Pull out every line containing the string "JSON".

•••••

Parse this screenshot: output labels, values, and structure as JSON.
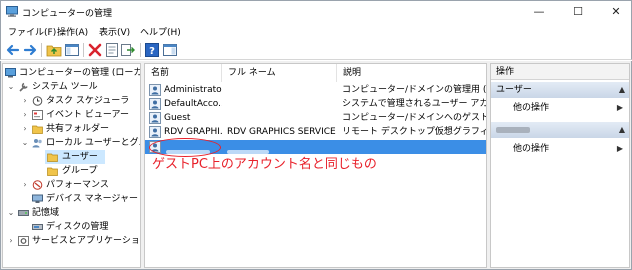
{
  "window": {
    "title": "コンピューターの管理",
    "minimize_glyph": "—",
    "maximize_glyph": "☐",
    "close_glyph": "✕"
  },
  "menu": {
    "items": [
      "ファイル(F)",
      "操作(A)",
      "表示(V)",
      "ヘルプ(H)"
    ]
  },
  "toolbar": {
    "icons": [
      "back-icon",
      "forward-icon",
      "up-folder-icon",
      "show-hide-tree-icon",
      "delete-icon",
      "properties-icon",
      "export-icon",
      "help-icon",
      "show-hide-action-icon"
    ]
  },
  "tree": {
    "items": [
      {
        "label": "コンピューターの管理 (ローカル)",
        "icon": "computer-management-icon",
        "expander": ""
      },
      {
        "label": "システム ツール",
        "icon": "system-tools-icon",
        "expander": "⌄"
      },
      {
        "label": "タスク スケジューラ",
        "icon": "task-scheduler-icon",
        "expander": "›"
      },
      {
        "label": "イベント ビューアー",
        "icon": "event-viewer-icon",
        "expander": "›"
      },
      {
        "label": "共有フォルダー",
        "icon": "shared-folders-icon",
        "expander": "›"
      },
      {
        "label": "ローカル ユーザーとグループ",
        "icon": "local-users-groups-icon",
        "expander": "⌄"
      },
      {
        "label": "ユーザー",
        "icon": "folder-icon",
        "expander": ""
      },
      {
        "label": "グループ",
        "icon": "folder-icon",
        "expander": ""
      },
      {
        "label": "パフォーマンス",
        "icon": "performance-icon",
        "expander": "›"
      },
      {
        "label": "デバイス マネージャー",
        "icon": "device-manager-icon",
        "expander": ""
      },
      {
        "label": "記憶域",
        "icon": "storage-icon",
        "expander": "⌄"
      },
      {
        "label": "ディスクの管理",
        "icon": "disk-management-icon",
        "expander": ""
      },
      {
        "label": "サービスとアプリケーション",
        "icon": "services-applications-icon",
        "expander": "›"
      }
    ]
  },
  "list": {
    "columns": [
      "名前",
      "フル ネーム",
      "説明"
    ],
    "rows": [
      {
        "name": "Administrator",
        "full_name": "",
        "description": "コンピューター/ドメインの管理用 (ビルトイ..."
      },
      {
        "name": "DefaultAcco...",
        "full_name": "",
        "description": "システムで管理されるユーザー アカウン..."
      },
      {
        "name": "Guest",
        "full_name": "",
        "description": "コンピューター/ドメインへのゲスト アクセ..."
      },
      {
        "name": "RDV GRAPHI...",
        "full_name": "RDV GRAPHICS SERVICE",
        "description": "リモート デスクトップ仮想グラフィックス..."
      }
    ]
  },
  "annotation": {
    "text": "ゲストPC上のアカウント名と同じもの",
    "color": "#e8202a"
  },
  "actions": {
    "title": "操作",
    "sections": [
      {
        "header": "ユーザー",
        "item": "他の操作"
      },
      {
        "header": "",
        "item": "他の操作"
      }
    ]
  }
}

•••••

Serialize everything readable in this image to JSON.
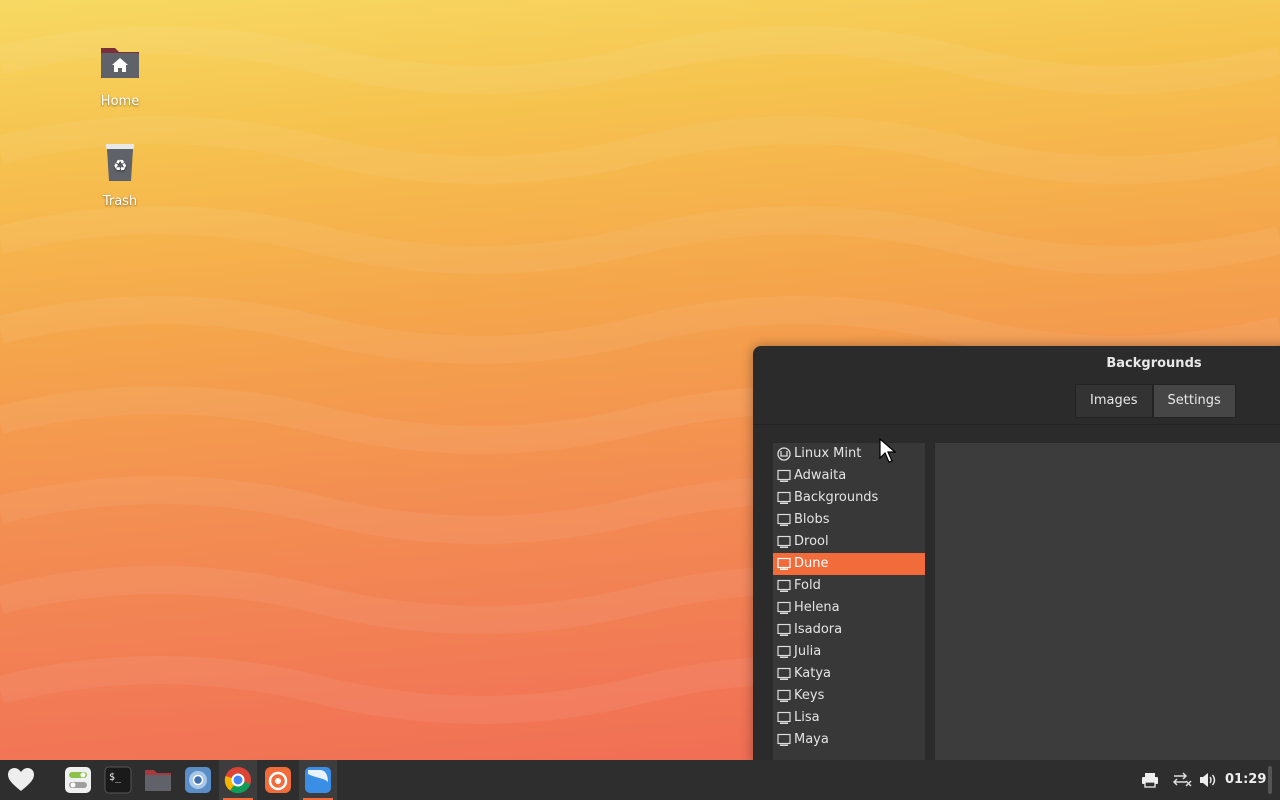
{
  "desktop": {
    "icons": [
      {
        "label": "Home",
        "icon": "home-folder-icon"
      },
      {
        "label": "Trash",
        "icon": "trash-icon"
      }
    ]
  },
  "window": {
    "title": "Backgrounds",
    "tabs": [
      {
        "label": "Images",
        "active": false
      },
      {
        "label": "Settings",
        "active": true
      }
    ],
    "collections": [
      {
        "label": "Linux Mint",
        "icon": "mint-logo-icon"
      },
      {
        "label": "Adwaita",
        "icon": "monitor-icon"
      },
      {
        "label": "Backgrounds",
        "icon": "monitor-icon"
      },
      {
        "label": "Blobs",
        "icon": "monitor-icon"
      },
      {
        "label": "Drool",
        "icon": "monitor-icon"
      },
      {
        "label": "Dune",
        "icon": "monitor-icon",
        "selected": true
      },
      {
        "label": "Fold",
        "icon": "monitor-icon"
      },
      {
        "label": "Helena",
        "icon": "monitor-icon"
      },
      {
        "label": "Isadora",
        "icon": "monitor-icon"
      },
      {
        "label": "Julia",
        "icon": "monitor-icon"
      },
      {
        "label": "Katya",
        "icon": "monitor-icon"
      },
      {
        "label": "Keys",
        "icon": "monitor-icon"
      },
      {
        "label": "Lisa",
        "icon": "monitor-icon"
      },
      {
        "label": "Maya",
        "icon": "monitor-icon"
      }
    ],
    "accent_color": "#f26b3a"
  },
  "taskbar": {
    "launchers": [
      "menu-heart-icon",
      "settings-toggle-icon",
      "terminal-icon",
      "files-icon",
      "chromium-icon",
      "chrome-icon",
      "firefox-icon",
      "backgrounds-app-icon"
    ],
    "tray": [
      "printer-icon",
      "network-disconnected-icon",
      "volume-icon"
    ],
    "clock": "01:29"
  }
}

•••••

§ **Finished task**:
Parse this screenshot: output labels, values, and structure as JSON.
Serialize everything readable in this image to JSON.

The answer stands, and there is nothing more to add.